• **Supplied records**
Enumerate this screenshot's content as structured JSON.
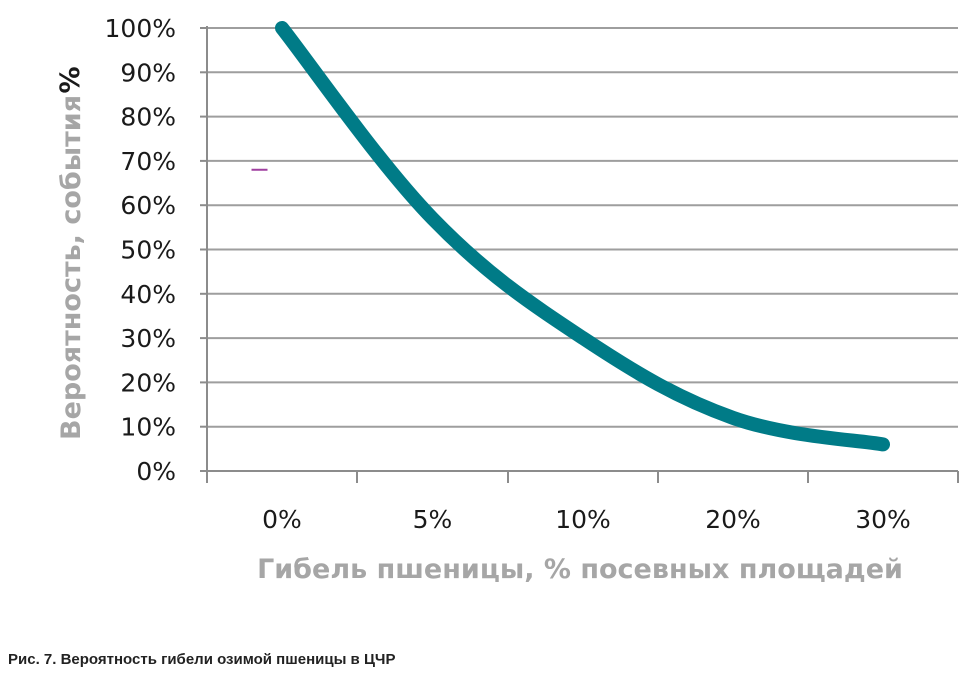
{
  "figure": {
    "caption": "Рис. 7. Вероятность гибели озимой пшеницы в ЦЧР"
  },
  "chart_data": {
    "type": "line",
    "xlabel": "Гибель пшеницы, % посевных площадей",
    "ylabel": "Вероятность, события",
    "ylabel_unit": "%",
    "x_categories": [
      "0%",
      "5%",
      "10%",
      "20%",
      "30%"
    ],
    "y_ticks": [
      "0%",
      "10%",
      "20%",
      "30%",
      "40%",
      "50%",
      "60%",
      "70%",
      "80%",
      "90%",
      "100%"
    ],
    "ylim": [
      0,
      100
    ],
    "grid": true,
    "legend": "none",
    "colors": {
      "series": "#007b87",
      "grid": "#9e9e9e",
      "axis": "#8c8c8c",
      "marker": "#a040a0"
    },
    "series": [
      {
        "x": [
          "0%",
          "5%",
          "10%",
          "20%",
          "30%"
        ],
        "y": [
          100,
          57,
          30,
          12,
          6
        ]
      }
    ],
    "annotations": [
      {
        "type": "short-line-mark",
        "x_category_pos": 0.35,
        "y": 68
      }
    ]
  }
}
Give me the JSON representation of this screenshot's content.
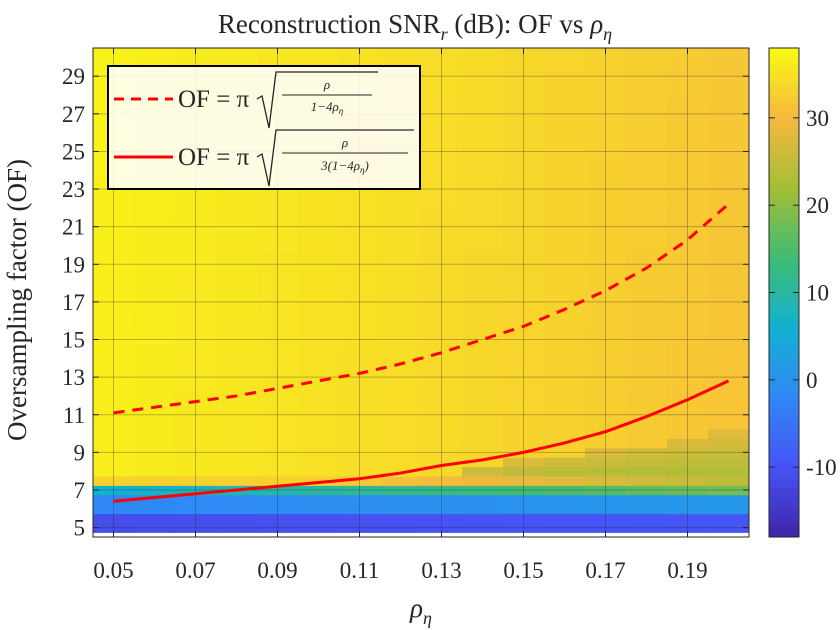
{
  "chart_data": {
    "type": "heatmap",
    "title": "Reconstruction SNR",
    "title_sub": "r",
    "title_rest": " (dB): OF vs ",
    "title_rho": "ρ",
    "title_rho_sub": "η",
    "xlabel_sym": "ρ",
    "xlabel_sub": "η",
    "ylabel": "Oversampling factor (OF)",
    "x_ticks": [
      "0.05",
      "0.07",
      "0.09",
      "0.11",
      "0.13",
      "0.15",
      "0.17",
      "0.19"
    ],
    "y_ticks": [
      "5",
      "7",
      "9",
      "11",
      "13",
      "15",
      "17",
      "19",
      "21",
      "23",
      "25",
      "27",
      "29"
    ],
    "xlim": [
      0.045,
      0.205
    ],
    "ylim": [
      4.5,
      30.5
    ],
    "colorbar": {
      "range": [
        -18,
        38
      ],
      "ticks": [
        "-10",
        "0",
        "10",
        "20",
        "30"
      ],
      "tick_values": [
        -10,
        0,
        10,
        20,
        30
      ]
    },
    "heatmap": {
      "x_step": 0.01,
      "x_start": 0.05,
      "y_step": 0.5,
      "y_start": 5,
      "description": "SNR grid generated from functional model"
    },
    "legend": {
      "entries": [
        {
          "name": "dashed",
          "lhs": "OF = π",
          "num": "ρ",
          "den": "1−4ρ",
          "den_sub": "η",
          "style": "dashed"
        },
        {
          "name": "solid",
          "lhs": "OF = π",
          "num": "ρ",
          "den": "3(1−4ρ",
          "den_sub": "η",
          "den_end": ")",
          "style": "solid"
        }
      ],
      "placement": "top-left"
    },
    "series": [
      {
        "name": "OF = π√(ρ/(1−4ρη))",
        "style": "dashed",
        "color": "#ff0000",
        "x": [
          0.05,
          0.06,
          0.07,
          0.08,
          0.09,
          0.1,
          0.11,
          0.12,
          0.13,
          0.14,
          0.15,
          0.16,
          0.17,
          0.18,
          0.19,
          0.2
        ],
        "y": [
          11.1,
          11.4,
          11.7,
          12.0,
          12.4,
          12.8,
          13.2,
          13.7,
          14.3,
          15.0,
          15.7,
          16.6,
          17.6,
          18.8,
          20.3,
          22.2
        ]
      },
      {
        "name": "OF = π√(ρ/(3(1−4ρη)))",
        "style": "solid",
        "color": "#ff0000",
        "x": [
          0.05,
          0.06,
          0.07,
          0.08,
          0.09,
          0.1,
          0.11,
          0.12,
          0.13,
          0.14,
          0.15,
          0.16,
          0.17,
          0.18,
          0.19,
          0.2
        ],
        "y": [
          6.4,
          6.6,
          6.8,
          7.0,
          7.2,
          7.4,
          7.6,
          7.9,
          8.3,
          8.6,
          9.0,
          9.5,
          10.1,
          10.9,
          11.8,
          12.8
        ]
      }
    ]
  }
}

--

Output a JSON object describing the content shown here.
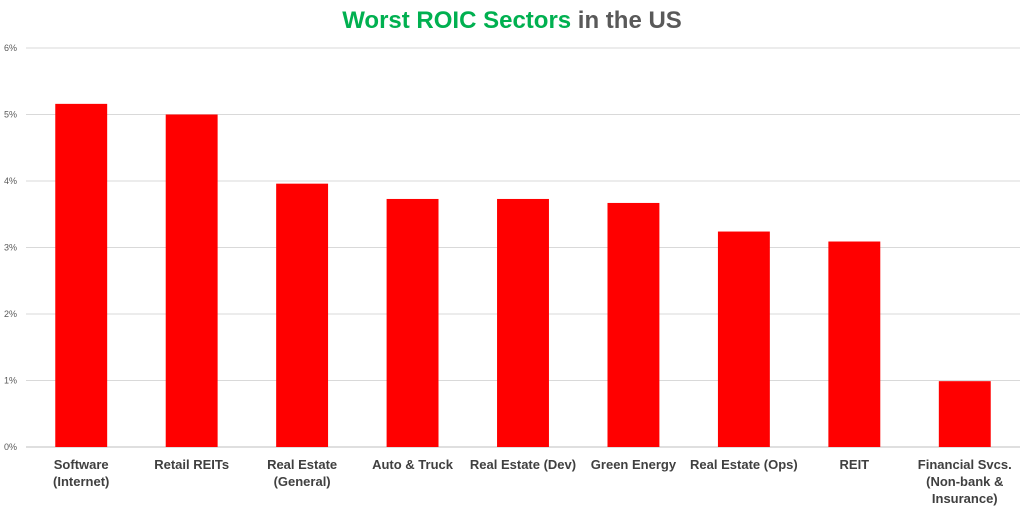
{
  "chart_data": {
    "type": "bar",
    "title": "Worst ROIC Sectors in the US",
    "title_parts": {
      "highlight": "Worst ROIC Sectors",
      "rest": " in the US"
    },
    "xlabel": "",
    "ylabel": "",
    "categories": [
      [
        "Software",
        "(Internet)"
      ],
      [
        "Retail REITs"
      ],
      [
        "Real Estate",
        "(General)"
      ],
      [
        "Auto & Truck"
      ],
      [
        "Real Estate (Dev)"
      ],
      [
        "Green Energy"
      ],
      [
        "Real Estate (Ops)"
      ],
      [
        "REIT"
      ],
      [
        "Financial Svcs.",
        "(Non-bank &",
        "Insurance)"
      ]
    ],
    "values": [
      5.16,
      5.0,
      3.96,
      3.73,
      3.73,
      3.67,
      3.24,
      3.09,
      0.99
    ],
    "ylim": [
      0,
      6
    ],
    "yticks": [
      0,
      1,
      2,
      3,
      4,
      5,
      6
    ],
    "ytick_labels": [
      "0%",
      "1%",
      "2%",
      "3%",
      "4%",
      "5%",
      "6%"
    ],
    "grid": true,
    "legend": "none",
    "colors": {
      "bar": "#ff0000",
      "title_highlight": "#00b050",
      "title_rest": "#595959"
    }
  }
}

• **Set exercise**
Look through the material and copy each line that has "name".

• **Response to this exercise**
          "name": "dashed",
          "name": "solid",
        "name": "OF = π√(ρ/(1−4ρη))",
        "name": "OF = π√(ρ/(3(1−4ρη)))",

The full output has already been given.